McGrigors has advised a pair of housing companies on a joint venture with Sheffield County Council that will see 2,500 homes built across 19 sites.
Manchester infrastructure partner Nick Ogden led a team that acted for Keepmoat and Great Places on the scheme, which is worth around £400m.
DLA Piper partner Roger Gough advised the local authority.
Under the terms of the 20-year asset-backed vehicle project the council has invested land, with Keepmoat and Great Places investing cash of an equivalent value to the land. Homes will be built for sale, shared ownership or rental, and will be situated in areas that require regeneration.
Earlier this year Ogden advised on a similar project, acting for a consortium made up of Barratt Developments subsidiary David Wilson Homes as well as Keepmoat and Yuill Homes on a tie-up with Newcastle City Council. On that deal Pinsent Masons partner Scot Morrison represented the council.
Ogden said he expected more of these sorts of deals in future as local authorities look at ways of capitalising on property assets as a way of funding regeneration work.
“We saw a fair bit of hesitation last year as local authorities awaited the outcome of the public spending review, and that carried over into this year pending the results of local elections,” he said. “These projects need to proceed regardless of the economic environment, so we’re seeing real innovation as people consider new funding models such as these land asset-backed vehicles or tax-increment finance.
“Our Manchester office is becoming a real hub for housing and regeneration deals throughout the North.”

• _DATA PROVIDED_:
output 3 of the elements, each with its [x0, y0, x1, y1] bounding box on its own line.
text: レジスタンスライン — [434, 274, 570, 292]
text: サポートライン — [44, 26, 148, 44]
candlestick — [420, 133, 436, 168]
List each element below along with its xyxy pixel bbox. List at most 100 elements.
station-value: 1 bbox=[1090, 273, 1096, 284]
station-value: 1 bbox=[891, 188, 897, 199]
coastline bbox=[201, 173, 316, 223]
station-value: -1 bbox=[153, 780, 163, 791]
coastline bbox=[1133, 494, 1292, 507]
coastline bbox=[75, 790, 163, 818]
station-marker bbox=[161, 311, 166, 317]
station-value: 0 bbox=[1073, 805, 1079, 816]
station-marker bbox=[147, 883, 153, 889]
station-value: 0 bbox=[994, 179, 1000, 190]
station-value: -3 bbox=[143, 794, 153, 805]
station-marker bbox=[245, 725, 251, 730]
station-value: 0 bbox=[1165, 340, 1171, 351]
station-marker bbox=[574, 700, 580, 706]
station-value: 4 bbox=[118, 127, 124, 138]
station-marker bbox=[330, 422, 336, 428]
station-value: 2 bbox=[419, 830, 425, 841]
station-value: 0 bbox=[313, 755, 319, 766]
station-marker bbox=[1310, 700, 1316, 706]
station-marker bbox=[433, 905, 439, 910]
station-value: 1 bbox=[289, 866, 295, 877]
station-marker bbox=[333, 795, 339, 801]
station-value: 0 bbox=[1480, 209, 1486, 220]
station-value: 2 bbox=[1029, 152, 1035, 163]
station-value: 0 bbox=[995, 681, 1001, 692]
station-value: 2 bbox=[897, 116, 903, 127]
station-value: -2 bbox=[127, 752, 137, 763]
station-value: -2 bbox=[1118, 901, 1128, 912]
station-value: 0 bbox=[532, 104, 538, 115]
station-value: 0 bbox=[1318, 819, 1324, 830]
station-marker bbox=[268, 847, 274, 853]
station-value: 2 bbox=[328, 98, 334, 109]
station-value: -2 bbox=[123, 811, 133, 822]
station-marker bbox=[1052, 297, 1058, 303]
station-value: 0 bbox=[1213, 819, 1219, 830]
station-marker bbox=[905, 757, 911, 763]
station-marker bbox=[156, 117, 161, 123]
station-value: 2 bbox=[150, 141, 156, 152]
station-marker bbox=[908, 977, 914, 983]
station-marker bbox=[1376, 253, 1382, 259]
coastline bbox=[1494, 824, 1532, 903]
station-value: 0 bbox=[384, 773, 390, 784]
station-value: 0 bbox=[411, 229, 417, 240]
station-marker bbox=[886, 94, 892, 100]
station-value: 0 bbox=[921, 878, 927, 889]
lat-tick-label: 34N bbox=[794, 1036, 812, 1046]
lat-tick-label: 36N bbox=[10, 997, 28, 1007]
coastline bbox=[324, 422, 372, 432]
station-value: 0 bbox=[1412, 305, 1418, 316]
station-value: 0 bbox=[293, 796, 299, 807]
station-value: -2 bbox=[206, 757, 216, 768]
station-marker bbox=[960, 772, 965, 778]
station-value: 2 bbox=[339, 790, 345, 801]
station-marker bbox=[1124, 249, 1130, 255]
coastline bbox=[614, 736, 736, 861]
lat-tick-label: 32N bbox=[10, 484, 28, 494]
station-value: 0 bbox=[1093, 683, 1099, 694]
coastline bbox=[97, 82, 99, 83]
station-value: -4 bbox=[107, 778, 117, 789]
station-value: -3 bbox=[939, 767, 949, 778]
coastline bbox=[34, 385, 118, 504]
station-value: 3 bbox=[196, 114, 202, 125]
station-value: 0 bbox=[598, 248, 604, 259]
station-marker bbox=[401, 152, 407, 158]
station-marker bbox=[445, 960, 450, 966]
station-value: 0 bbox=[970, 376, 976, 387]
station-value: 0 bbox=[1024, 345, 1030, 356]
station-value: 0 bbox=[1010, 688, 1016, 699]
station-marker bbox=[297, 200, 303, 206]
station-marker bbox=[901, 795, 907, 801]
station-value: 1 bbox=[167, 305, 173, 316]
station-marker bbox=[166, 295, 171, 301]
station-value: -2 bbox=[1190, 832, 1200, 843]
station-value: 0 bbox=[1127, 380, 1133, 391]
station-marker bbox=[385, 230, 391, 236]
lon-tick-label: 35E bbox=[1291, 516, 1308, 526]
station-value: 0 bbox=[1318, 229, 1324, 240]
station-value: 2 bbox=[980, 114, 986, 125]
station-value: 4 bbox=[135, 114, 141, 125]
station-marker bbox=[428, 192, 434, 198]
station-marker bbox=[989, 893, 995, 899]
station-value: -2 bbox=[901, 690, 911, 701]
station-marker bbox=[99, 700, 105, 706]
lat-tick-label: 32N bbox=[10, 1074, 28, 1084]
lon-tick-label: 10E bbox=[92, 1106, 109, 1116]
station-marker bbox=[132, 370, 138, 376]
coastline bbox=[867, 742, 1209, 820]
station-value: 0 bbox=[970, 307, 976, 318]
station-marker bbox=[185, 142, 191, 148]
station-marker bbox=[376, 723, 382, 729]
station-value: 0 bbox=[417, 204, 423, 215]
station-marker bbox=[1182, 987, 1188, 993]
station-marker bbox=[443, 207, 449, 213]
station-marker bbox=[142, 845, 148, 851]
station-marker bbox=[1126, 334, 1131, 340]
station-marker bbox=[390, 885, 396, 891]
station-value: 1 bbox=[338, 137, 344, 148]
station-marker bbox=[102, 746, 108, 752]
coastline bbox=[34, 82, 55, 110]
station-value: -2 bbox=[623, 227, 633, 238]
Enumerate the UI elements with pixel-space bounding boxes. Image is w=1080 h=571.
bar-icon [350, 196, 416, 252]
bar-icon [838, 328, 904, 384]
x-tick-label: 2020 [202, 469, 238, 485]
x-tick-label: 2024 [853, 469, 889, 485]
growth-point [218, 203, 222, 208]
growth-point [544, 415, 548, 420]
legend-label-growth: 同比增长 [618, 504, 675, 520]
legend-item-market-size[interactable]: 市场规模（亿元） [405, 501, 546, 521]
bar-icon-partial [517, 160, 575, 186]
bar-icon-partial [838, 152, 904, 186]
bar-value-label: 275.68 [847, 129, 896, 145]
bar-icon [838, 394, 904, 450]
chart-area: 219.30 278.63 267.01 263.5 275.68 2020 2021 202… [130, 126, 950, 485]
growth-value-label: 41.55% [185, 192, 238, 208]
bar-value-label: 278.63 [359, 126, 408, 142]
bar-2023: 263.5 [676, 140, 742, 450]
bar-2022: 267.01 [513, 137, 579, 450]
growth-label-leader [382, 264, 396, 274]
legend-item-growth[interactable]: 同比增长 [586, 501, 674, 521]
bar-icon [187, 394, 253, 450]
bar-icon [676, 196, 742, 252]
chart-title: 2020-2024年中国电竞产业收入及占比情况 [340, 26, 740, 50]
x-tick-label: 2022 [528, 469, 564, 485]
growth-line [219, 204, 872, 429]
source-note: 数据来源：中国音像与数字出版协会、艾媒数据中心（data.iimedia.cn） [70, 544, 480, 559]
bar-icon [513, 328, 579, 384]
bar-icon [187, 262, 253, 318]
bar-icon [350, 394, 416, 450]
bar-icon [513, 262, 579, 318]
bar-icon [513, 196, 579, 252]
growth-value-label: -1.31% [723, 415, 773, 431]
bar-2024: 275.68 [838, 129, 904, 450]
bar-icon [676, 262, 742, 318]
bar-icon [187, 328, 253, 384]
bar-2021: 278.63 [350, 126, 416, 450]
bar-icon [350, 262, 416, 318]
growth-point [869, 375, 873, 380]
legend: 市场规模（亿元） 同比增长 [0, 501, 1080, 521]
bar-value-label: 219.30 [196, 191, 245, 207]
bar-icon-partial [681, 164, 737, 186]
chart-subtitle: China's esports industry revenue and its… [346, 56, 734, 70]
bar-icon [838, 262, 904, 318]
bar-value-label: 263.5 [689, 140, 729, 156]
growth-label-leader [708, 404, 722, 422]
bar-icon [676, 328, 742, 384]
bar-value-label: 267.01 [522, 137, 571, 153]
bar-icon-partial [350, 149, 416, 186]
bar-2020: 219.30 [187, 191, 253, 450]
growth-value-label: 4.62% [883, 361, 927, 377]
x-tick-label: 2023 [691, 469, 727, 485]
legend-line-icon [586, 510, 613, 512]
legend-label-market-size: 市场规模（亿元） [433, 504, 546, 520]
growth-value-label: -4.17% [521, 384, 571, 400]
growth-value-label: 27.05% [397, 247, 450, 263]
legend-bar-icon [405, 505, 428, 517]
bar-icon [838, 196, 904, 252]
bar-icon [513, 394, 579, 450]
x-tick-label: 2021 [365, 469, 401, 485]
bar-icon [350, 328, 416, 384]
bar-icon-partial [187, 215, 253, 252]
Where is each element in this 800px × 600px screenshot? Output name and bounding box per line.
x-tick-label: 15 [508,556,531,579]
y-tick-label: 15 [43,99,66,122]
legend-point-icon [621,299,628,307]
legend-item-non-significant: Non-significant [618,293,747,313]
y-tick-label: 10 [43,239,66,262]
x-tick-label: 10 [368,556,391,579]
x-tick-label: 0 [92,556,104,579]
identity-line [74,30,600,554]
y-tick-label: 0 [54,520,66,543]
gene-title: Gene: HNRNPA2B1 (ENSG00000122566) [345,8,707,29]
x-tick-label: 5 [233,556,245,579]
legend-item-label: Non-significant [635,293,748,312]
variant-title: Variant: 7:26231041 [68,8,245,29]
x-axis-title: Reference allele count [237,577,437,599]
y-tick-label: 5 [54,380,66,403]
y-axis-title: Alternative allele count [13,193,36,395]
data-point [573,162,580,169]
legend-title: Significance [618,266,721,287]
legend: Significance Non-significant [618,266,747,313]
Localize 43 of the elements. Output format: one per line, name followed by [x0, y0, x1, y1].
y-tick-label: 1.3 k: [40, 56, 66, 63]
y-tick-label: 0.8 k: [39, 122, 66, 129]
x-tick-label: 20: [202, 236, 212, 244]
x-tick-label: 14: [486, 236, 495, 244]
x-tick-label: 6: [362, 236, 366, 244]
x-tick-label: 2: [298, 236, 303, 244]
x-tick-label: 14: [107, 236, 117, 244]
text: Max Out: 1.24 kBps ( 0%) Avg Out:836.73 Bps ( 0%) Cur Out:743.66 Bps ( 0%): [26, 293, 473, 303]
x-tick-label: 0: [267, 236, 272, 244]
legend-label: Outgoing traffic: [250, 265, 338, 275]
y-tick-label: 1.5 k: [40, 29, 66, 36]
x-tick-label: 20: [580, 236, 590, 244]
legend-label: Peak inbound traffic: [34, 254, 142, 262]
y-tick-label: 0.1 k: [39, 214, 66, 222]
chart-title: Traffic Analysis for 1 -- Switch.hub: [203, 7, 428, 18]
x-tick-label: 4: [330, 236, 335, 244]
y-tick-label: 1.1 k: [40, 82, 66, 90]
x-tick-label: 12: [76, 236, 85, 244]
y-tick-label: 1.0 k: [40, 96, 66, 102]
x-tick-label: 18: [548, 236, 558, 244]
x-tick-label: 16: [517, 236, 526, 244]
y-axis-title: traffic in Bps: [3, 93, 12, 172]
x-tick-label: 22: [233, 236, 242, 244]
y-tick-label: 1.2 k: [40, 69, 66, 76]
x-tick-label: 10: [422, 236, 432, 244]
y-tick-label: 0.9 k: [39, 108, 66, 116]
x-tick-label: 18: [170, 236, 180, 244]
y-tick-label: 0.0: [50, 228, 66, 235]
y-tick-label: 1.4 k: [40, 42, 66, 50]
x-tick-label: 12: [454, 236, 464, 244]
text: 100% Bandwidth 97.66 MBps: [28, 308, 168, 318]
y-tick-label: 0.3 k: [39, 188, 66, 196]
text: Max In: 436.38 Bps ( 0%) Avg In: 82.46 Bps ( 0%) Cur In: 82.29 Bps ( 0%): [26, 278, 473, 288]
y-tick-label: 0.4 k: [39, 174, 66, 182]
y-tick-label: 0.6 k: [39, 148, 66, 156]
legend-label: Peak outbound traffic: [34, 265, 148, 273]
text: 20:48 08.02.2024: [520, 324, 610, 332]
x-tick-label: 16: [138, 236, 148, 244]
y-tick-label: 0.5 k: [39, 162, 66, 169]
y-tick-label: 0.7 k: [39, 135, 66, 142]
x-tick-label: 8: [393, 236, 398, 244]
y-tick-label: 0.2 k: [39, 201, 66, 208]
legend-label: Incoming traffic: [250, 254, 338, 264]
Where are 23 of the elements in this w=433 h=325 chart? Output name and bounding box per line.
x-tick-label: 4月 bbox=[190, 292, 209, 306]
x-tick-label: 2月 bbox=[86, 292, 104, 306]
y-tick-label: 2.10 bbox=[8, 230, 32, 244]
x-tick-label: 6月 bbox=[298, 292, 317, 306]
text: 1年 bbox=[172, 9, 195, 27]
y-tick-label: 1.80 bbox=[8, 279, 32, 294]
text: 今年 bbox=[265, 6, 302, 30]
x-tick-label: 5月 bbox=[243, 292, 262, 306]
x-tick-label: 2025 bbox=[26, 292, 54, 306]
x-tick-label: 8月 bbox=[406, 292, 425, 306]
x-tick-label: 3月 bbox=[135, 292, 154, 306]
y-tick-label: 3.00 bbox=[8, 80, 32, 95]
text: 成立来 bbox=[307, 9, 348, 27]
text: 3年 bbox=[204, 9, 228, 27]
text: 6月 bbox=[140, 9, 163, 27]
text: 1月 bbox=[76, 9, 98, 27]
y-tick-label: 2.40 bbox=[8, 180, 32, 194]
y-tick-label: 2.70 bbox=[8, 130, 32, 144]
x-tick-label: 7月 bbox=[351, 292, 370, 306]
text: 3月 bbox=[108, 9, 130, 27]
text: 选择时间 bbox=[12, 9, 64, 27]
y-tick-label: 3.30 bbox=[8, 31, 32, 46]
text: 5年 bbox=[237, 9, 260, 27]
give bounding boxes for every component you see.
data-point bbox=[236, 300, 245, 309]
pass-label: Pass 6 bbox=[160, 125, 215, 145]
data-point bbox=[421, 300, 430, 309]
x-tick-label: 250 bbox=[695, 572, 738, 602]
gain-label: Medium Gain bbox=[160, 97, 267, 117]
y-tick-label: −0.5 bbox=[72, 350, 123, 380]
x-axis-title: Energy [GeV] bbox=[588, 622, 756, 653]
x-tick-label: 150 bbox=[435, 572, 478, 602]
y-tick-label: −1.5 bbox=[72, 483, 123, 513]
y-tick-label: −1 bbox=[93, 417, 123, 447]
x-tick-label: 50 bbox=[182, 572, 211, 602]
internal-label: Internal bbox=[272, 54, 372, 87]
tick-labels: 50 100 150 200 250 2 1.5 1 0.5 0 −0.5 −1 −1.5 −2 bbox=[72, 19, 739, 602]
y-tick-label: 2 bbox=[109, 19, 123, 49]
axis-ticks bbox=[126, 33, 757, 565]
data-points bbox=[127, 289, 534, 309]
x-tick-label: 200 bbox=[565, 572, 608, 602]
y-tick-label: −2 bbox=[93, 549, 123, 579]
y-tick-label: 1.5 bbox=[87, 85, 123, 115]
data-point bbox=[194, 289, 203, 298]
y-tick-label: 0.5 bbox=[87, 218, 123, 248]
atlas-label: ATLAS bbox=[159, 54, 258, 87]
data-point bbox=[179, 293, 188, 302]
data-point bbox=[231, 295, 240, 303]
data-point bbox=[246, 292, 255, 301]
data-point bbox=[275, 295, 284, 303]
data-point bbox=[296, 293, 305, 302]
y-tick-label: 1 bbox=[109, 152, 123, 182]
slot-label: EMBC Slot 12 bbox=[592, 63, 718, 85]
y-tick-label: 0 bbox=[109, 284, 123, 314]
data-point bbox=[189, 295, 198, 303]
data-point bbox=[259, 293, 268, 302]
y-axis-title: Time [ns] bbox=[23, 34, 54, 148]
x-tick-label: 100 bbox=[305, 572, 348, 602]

• _TASKS TO PERFORM_:
A. Return the passage of the Sheffield housing article between "DLA Piper partner" and "funding regeneration work.", inclusive, copied word for word.
B. Retype the records from their very first line through the line holding "station-value: -1 bbox=[153, 780, 163, 791]", inclusive, with each line unchanged.

• _FINAL RESULTS_:
A.
DLA Piper partner Roger Gough advised the local authority.
Under the terms of the 20-year asset-backed vehicle project the council has invested land, with Keepmoat and Great Places investing cash of an equivalent value to the land. Homes will be built for sale, shared ownership or rental, and will be situated in areas that require regeneration.
Earlier this year Ogden advised on a similar project, acting for a consortium made up of Barratt Developments subsidiary David Wilson Homes as well as Keepmoat and Yuill Homes on a tie-up with Newcastle City Council. On that deal Pinsent Masons partner Scot Morrison represented the council.
Ogden said he expected more of these sorts of deals in future as local authorities look at ways of capitalising on property assets as a way of funding regeneration work.

B.
output 3 of the elements, each with its [x0, y0, x1, y1] bounding box on its own line.
text: レジスタンスライン — [434, 274, 570, 292]
text: サポートライン — [44, 26, 148, 44]
candlestick — [420, 133, 436, 168]
List each element below along with its xyxy pixel bbox. List at most 100 elements.
station-value: 1 bbox=[1090, 273, 1096, 284]
station-value: 1 bbox=[891, 188, 897, 199]
coastline bbox=[201, 173, 316, 223]
station-value: -1 bbox=[153, 780, 163, 791]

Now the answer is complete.